In the post about parliamentary websites, edit the passage starting at "New Australian Parliamentary" and ending at "have a look." by changing "research publications" to "research papers", and give the revised passage.

**Text provided**
* * * * * * * * *
New Australian Parliamentary Website

Parliamentary websites are too often overlooked as sources for legal research. And that's a shame because the best ones tend to offer access to an amazingly broad range of material.

The new website of the Australian Parliament, launched last week, is a case in point. There is a ton of stuff there. Most interesting, from my researcher point of view, are the research publications written by the Parliamentary Library, the bill digests (summaries) and the committee pages.

The Library of Congress blog, In Custodia Legis, has a description and evaluation of many of the site's new features. Anyone interested in Australian law, or in a comparative law perspective, should have a look.

Other parliamentary libraries also do a great job.

Here at my place of work, I like to draw researchers' attention to LEGISinfo on the Parliament of Canada website. It describes itself as:

an essential research tool for finding information on legislation before Parliament. This tool provides electronic access to a wide range of information about each bill, such as:

  • details on the passage of the bill through the Senate and House of Commons;
  • the text of the bill as introduced at First Reading and its most recent version if it is amended during the legislative process;
  • votes;
  • major speeches at second reading;
  • coming into force data;
  • legislative summaries from the Parliamentary Information and Research Service of the Library of Parliament; and
  • government press releases and backgrounders (for government bills).
* * * * * * * * *
Saved data entries
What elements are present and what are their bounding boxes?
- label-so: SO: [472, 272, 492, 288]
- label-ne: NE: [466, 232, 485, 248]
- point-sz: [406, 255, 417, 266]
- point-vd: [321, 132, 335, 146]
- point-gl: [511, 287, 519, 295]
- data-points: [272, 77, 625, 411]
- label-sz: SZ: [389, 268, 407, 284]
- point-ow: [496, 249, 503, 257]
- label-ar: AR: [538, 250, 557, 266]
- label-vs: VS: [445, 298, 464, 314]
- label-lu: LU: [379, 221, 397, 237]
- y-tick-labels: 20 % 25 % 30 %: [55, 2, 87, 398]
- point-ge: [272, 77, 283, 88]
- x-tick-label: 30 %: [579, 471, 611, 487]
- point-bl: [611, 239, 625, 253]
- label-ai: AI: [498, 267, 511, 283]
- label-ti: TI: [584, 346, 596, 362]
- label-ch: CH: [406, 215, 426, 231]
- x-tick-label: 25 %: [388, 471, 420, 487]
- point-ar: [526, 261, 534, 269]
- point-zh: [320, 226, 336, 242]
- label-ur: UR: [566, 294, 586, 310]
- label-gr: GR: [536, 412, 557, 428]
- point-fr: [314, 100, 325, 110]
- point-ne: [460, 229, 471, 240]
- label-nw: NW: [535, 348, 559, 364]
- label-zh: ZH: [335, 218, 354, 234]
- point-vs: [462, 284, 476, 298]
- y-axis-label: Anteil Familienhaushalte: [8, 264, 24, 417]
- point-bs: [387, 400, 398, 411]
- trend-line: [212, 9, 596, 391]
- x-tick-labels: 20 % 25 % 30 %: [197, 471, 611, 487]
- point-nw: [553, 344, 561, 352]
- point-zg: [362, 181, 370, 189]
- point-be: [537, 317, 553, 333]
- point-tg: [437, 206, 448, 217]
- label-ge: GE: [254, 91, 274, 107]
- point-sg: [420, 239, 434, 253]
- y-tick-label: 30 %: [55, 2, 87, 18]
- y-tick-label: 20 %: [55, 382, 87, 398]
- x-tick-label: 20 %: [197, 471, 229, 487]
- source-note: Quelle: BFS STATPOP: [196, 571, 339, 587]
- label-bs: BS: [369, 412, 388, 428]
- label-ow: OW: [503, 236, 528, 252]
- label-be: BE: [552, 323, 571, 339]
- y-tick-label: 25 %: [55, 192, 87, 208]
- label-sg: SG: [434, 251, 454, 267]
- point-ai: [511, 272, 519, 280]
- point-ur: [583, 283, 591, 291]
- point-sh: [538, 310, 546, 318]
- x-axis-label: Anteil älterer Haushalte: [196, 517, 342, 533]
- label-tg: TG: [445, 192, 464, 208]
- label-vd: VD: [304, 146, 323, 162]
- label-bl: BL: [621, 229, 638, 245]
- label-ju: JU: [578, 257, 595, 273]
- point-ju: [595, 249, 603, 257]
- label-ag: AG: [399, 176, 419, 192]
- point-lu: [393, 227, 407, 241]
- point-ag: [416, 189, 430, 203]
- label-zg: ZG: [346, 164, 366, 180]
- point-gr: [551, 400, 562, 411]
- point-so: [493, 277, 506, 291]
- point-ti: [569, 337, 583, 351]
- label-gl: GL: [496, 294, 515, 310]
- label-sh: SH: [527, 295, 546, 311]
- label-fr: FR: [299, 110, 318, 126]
* * * * * * * * *
**In response**
New Australian Parliamentary Website

Parliamentary websites are too often overlooked as sources for legal research. And that's a shame because the best ones tend to offer access to an amazingly broad range of material.

The new website of the Australian Parliament, launched last week, is a case in point. There is a ton of stuff there. Most interesting, from my researcher point of view, are the research papers written by the Parliamentary Library, the bill digests (summaries) and the committee pages.

The Library of Congress blog, In Custodia Legis, has a description and evaluation of many of the site's new features. Anyone interested in Australian law, or in a comparative law perspective, should have a look.